• _Challenge_: Please copy everything from the start of the data down to the line containing "price-tick-label: 842.5 (574, 276, 592, 283)", including both ends, word for word.

• _Provided information_:
[BEGIN]

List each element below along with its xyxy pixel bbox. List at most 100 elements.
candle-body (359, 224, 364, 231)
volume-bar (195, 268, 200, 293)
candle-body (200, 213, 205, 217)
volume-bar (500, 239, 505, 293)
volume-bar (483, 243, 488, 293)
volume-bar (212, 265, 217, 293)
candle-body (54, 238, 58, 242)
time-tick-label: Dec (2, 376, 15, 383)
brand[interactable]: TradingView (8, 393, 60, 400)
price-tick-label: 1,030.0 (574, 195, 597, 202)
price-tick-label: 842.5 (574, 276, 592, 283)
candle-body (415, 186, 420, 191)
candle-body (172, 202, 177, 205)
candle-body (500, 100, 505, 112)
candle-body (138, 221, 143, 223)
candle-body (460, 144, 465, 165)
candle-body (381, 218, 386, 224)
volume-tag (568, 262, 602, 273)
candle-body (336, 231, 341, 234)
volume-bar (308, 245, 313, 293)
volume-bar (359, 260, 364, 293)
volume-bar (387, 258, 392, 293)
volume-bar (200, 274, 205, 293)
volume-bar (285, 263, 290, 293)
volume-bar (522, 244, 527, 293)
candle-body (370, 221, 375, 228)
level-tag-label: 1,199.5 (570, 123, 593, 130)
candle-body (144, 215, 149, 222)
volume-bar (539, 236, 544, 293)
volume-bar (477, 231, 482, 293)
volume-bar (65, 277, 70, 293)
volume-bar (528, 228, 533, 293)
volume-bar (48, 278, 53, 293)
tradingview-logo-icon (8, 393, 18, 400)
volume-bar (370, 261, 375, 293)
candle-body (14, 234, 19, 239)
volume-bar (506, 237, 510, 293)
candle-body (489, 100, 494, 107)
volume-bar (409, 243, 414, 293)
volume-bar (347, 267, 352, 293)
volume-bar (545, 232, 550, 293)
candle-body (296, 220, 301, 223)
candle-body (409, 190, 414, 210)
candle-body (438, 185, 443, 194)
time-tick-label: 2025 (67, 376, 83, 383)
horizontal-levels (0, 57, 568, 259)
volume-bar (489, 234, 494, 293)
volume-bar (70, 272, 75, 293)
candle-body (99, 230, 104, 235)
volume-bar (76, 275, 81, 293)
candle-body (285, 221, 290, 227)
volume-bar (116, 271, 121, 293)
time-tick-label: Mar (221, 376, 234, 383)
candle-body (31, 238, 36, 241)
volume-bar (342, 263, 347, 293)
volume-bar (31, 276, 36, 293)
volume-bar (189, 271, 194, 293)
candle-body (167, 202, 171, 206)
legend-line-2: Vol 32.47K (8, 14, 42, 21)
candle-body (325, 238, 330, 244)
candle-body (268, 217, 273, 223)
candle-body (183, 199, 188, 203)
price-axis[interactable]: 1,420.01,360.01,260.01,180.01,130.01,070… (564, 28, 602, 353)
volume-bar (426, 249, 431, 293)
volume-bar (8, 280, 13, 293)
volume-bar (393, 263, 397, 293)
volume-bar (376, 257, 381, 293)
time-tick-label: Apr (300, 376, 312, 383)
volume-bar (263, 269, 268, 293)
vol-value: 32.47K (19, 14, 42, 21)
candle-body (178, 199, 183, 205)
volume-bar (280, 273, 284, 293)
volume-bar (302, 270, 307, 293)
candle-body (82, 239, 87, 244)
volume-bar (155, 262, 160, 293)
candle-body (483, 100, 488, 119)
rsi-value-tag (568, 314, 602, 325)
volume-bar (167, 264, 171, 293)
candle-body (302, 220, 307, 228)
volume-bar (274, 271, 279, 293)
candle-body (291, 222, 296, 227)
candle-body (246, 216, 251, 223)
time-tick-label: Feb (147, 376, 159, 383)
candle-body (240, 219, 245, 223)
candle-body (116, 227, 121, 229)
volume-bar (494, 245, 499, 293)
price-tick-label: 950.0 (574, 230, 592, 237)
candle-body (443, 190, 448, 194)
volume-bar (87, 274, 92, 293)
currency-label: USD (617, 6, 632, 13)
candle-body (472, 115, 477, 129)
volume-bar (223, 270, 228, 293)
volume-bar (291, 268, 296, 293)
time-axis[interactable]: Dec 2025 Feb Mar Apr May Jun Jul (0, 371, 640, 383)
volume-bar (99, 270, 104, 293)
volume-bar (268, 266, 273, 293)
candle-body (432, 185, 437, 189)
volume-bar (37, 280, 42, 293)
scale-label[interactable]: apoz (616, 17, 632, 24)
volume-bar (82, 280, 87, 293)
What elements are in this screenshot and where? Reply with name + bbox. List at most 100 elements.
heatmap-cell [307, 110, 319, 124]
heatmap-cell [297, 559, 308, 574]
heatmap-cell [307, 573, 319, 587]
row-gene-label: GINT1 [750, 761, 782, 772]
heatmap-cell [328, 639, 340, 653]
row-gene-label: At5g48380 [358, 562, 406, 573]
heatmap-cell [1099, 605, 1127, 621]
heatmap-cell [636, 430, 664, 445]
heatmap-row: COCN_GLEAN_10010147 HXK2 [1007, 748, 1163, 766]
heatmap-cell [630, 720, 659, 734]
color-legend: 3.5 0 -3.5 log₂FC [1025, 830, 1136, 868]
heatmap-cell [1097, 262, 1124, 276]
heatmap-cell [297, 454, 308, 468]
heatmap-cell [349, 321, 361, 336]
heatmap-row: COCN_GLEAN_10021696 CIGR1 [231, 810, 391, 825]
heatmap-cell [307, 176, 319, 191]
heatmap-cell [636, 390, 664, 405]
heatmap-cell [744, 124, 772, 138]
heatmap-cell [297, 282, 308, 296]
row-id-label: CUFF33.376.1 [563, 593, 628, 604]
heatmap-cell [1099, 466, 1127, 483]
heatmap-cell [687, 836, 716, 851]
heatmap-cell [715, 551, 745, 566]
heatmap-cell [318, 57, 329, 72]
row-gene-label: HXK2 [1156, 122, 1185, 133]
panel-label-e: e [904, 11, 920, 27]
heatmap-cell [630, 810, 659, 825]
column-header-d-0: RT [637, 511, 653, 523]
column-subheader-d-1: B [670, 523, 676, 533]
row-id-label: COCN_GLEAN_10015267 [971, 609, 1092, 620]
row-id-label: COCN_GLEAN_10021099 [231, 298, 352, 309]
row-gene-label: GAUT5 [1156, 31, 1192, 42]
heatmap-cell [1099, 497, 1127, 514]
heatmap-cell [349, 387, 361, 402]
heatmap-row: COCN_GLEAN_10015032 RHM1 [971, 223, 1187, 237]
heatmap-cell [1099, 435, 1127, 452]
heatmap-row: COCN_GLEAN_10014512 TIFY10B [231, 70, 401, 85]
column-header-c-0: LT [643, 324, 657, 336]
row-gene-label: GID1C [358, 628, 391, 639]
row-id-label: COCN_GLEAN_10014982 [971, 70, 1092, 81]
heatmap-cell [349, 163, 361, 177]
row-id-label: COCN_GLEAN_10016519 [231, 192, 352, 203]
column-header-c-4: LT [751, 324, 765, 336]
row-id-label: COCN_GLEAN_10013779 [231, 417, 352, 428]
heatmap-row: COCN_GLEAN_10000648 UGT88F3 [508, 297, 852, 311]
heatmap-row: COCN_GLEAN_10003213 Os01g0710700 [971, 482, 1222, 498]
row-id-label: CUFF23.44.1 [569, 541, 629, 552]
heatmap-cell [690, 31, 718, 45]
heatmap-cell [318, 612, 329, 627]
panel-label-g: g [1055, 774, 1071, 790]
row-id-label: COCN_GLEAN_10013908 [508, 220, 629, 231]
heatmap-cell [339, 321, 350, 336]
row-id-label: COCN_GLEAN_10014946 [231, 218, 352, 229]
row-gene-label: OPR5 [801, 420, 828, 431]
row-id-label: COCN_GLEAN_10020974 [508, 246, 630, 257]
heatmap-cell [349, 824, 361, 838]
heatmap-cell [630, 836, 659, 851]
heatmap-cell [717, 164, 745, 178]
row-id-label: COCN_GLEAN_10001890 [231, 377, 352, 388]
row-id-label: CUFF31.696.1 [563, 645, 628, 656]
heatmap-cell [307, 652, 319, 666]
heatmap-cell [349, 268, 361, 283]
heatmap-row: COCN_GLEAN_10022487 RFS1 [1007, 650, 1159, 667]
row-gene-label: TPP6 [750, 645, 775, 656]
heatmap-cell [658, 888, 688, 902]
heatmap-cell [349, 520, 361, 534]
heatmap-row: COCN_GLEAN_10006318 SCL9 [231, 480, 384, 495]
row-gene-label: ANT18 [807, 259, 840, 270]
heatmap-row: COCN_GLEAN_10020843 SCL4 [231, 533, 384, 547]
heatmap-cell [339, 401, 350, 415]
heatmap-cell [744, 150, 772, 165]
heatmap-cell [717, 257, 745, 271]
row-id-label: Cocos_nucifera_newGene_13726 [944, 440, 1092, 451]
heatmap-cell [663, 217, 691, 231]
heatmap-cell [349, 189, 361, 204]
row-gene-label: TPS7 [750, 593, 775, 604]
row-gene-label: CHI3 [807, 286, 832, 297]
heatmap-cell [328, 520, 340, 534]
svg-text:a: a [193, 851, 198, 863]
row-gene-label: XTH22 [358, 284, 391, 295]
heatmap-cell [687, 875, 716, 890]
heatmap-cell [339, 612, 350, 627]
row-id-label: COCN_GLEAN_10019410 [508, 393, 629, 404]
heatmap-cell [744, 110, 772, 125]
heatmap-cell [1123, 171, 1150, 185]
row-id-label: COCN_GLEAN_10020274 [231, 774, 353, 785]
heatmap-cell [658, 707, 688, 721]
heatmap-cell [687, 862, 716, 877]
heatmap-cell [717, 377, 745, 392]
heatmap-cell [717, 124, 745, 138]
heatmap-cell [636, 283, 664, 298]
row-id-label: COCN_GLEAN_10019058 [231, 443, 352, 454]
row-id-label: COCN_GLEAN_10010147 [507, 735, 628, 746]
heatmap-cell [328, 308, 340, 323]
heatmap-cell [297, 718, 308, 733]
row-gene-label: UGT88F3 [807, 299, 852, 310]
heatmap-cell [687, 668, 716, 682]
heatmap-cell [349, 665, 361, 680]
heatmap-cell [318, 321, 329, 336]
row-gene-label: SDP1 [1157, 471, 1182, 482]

[END]

• _Response below_:
List each element below along with its xyxy pixel bbox. List at most 100 elements.
candle-body (359, 224, 364, 231)
volume-bar (195, 268, 200, 293)
candle-body (200, 213, 205, 217)
volume-bar (500, 239, 505, 293)
volume-bar (483, 243, 488, 293)
volume-bar (212, 265, 217, 293)
candle-body (54, 238, 58, 242)
time-tick-label: Dec (2, 376, 15, 383)
brand[interactable]: TradingView (8, 393, 60, 400)
price-tick-label: 1,030.0 (574, 195, 597, 202)
price-tick-label: 842.5 (574, 276, 592, 283)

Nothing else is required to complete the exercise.